**AIM OF THE TASK**
Extract the lines that carry the string "hangat" from the listing.

**DATA RECORDS**
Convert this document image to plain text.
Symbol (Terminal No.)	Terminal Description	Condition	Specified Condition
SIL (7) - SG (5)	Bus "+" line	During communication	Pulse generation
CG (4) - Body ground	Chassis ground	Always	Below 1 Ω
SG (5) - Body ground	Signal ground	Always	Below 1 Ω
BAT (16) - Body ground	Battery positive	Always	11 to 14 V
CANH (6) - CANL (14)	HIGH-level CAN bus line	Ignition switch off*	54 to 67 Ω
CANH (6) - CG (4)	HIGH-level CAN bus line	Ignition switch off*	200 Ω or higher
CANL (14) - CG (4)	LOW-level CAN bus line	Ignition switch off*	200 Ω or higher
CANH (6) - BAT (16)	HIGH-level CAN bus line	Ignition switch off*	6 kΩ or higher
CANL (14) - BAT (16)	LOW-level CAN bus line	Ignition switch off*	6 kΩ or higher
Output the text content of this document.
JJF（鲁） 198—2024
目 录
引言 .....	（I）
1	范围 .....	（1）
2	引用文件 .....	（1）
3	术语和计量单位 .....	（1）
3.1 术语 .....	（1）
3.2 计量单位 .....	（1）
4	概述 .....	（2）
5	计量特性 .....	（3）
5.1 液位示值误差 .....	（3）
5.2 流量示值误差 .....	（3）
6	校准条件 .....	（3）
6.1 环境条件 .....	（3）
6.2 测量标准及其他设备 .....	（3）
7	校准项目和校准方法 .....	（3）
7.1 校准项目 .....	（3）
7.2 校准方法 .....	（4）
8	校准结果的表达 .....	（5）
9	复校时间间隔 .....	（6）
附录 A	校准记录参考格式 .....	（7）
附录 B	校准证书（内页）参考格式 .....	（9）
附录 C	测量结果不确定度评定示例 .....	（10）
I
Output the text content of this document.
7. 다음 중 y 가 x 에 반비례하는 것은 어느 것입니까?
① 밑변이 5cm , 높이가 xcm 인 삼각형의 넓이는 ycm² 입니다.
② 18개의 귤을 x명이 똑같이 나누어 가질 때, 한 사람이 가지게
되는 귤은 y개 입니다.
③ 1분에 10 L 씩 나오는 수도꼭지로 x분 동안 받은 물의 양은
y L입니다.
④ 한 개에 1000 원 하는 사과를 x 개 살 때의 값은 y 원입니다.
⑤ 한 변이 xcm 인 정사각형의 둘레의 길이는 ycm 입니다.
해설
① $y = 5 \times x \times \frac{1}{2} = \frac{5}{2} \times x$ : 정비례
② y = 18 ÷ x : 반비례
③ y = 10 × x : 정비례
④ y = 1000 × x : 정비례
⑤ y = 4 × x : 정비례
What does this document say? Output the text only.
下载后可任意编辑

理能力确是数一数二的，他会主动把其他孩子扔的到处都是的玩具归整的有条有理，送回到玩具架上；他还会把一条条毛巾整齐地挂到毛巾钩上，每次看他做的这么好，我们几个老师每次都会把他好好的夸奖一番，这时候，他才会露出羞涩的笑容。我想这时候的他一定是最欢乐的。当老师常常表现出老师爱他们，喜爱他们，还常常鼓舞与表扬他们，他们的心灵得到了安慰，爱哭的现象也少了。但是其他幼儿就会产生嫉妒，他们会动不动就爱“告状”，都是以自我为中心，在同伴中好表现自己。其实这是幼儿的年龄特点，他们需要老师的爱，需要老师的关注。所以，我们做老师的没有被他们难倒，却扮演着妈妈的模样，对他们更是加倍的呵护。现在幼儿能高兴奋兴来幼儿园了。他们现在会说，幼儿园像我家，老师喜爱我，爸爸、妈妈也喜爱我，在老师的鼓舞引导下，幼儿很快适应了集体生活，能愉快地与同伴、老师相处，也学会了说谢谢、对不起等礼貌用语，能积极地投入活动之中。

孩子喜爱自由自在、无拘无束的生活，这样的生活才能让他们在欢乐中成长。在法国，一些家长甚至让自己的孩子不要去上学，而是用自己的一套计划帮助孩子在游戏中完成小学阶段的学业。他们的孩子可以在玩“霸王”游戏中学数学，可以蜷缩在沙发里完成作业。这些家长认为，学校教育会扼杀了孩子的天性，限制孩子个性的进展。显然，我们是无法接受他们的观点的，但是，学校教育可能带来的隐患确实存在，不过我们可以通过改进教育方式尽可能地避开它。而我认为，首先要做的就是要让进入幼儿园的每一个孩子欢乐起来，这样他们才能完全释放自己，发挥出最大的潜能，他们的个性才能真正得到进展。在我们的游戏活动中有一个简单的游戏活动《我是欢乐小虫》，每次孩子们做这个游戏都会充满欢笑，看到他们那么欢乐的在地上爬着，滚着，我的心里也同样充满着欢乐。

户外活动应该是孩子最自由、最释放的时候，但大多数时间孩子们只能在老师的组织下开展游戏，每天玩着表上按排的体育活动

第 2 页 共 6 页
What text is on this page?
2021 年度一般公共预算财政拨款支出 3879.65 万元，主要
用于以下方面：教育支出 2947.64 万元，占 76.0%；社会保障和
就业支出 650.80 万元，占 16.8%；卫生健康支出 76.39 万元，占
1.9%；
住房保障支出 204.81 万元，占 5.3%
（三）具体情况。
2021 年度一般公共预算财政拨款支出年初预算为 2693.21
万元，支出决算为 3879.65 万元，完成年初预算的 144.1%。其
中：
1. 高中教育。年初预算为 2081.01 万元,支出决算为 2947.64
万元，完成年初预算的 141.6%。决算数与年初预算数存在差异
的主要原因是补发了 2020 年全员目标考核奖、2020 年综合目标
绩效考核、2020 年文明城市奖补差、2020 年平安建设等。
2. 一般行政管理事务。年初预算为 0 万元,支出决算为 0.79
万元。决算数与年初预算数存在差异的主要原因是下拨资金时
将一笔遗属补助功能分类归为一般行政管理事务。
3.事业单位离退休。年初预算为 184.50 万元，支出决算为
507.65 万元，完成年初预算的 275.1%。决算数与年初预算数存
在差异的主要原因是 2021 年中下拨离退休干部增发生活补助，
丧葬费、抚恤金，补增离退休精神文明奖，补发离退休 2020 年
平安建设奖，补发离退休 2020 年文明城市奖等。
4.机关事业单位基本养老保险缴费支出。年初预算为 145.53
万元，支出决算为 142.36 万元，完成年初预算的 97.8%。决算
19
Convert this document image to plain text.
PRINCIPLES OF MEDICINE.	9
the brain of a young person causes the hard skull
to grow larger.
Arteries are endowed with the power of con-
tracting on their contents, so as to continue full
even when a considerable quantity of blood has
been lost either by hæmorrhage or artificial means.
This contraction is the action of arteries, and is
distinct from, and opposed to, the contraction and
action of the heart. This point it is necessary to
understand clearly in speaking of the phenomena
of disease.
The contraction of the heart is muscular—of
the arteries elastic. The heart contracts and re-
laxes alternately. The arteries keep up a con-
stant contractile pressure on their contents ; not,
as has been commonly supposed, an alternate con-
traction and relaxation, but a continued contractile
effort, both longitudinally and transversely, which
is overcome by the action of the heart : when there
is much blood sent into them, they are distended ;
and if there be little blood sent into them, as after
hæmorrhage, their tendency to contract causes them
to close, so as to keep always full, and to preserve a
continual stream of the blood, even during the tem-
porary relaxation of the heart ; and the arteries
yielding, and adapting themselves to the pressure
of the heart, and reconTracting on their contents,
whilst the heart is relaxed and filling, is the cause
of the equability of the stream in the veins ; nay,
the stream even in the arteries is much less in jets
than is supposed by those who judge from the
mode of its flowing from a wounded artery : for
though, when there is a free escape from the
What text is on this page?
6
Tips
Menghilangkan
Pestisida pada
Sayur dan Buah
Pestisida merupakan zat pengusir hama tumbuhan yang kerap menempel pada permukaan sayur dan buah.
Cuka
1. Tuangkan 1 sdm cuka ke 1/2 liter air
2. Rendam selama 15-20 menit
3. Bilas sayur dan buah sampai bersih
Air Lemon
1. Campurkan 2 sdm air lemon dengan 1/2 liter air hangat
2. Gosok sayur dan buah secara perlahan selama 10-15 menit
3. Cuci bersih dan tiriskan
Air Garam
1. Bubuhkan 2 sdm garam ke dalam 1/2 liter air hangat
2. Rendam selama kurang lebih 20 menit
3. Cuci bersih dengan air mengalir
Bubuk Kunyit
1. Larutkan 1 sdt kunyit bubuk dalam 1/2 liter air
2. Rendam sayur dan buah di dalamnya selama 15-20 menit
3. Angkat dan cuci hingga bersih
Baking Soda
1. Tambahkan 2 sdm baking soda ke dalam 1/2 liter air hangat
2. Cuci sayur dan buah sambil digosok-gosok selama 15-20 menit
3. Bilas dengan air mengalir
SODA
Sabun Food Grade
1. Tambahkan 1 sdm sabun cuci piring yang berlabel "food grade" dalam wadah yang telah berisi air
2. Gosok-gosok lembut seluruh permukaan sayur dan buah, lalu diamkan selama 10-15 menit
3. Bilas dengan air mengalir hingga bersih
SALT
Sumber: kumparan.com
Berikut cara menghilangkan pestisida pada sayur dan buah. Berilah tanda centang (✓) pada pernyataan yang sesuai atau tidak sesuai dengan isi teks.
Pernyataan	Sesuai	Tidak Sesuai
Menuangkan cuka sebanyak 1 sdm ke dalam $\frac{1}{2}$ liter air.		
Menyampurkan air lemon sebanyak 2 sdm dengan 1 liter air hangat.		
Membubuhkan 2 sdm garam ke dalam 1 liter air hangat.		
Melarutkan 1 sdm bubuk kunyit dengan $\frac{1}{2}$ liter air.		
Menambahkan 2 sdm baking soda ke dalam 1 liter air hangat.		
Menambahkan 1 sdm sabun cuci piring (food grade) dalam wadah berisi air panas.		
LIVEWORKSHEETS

**REPLY TO THE TASK**
1. Campurkan 2 sdm air lemon dengan 1/2 liter air hangat
1. Bubuhkan 2 sdm garam ke dalam 1/2 liter air hangat
1. Tambahkan 2 sdm baking soda ke dalam 1/2 liter air hangat
Menyampurkan air lemon sebanyak 2 sdm dengan 1 liter air hangat.		
Membubuhkan 2 sdm garam ke dalam 1 liter air hangat.		
Menambahkan 2 sdm baking soda ke dalam 1 liter air hangat.		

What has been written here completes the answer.